EXERCISE AIM: Your task is to repeat the listing exactly.

Stored records:
──────────────────────────────

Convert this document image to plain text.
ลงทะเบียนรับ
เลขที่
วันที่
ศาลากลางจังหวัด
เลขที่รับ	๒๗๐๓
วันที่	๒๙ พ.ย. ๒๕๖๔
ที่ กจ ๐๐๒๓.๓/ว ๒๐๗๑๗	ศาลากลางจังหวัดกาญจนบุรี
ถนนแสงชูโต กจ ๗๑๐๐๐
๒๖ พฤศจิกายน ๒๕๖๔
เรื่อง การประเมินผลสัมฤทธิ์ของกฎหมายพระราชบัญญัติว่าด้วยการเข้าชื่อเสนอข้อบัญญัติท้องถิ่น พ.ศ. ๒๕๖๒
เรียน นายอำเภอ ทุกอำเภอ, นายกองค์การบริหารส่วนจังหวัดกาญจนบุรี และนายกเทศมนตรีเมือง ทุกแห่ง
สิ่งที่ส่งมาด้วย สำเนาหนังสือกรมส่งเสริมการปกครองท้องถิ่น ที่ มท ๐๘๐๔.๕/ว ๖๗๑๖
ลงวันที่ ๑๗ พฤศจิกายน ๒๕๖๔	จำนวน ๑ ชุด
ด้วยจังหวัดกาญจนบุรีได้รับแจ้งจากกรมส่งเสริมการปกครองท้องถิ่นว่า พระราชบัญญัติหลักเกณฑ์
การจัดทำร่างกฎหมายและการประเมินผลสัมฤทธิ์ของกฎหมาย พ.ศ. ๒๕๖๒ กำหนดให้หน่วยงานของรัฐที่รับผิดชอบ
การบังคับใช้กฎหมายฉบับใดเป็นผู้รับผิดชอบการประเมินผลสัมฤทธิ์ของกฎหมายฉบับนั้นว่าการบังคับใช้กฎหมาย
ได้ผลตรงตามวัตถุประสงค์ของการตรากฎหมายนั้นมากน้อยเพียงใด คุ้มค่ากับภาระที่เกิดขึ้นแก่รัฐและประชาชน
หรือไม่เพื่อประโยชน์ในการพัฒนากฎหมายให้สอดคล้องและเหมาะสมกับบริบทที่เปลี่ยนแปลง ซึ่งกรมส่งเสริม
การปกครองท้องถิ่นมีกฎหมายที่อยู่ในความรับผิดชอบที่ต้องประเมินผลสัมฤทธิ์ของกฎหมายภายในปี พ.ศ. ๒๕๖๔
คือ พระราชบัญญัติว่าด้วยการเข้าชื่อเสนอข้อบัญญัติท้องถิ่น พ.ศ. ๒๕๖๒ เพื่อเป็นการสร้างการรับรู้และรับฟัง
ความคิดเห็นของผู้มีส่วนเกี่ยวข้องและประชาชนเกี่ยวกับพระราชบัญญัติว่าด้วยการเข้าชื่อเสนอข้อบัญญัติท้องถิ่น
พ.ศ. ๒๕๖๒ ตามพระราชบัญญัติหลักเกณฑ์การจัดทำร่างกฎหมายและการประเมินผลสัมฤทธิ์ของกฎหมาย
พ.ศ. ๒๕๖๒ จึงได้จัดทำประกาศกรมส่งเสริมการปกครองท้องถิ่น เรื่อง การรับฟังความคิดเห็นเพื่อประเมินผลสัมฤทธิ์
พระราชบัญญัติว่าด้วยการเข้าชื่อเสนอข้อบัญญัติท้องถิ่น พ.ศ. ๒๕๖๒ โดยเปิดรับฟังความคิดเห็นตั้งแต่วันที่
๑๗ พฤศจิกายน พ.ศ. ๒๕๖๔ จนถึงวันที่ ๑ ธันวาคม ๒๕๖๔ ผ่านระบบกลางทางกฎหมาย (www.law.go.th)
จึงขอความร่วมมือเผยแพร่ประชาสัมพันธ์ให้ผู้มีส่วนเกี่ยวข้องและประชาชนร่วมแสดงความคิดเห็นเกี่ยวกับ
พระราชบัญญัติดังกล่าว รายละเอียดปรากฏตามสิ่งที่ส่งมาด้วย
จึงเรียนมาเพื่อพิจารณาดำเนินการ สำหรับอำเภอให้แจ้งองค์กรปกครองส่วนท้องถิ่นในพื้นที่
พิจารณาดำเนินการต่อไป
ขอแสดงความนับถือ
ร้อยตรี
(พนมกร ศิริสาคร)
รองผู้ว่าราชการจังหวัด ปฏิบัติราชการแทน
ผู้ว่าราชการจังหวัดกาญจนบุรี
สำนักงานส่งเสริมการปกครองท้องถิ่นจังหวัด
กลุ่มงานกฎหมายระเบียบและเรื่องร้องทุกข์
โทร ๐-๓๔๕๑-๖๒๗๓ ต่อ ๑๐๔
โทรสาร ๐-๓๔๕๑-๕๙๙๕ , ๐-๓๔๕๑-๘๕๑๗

──────────────────────────────

WRITTEN SOLUTION:
Convert this document image to plain text.
ลงทะเบียนรับ
เลขที่
วันที่
ศาลากลางจังหวัด
เลขที่รับ	๒๗๐๓
วันที่	๒๙ พ.ย. ๒๕๖๔
ที่ กจ ๐๐๒๓.๓/ว ๒๐๗๑๗	ศาลากลางจังหวัดกาญจนบุรี
ถนนแสงชูโต กจ ๗๑๐๐๐
๒๖ พฤศจิกายน ๒๕๖๔
เรื่อง การประเมินผลสัมฤทธิ์ของกฎหมายพระราชบัญญัติว่าด้วยการเข้าชื่อเสนอข้อบัญญัติท้องถิ่น พ.ศ. ๒๕๖๒
เรียน นายอำเภอ ทุกอำเภอ, นายกองค์การบริหารส่วนจังหวัดกาญจนบุรี และนายกเทศมนตรีเมือง ทุกแห่ง
สิ่งที่ส่งมาด้วย สำเนาหนังสือกรมส่งเสริมการปกครองท้องถิ่น ที่ มท ๐๘๐๔.๕/ว ๖๗๑๖
ลงวันที่ ๑๗ พฤศจิกายน ๒๕๖๔	จำนวน ๑ ชุด
ด้วยจังหวัดกาญจนบุรีได้รับแจ้งจากกรมส่งเสริมการปกครองท้องถิ่นว่า พระราชบัญญัติหลักเกณฑ์
การจัดทำร่างกฎหมายและการประเมินผลสัมฤทธิ์ของกฎหมาย พ.ศ. ๒๕๖๒ กำหนดให้หน่วยงานของรัฐที่รับผิดชอบ
การบังคับใช้กฎหมายฉบับใดเป็นผู้รับผิดชอบการประเมินผลสัมฤทธิ์ของกฎหมายฉบับนั้นว่าการบังคับใช้กฎหมาย
ได้ผลตรงตามวัตถุประสงค์ของการตรากฎหมายนั้นมากน้อยเพียงใด คุ้มค่ากับภาระที่เกิดขึ้นแก่รัฐและประชาชน
หรือไม่เพื่อประโยชน์ในการพัฒนากฎหมายให้สอดคล้องและเหมาะสมกับบริบทที่เปลี่ยนแปลง ซึ่งกรมส่งเสริม
การปกครองท้องถิ่นมีกฎหมายที่อยู่ในความรับผิดชอบที่ต้องประเมินผลสัมฤทธิ์ของกฎหมายภายในปี พ.ศ. ๒๕๖๔
คือ พระราชบัญญัติว่าด้วยการเข้าชื่อเสนอข้อบัญญัติท้องถิ่น พ.ศ. ๒๕๖๒ เพื่อเป็นการสร้างการรับรู้และรับฟัง
ความคิดเห็นของผู้มีส่วนเกี่ยวข้องและประชาชนเกี่ยวกับพระราชบัญญัติว่าด้วยการเข้าชื่อเสนอข้อบัญญัติท้องถิ่น
พ.ศ. ๒๕๖๒ ตามพระราชบัญญัติหลักเกณฑ์การจัดทำร่างกฎหมายและการประเมินผลสัมฤทธิ์ของกฎหมาย
พ.ศ. ๒๕๖๒ จึงได้จัดทำประกาศกรมส่งเสริมการปกครองท้องถิ่น เรื่อง การรับฟังความคิดเห็นเพื่อประเมินผลสัมฤทธิ์
พระราชบัญญัติว่าด้วยการเข้าชื่อเสนอข้อบัญญัติท้องถิ่น พ.ศ. ๒๕๖๒ โดยเปิดรับฟังความคิดเห็นตั้งแต่วันที่
๑๗ พฤศจิกายน พ.ศ. ๒๕๖๔ จนถึงวันที่ ๑ ธันวาคม ๒๕๖๔ ผ่านระบบกลางทางกฎหมาย (www.law.go.th)
จึงขอความร่วมมือเผยแพร่ประชาสัมพันธ์ให้ผู้มีส่วนเกี่ยวข้องและประชาชนร่วมแสดงความคิดเห็นเกี่ยวกับ
พระราชบัญญัติดังกล่าว รายละเอียดปรากฏตามสิ่งที่ส่งมาด้วย
จึงเรียนมาเพื่อพิจารณาดำเนินการ สำหรับอำเภอให้แจ้งองค์กรปกครองส่วนท้องถิ่นในพื้นที่
พิจารณาดำเนินการต่อไป
ขอแสดงความนับถือ
ร้อยตรี
(พนมกร ศิริสาคร)
รองผู้ว่าราชการจังหวัด ปฏิบัติราชการแทน
ผู้ว่าราชการจังหวัดกาญจนบุรี
สำนักงานส่งเสริมการปกครองท้องถิ่นจังหวัด
กลุ่มงานกฎหมายระเบียบและเรื่องร้องทุกข์
โทร ๐-๓๔๕๑-๖๒๗๓ ต่อ ๑๐๔
โทรสาร ๐-๓๔๕๑-๕๙๙๕ , ๐-๓๔๕๑-๘๕๑๗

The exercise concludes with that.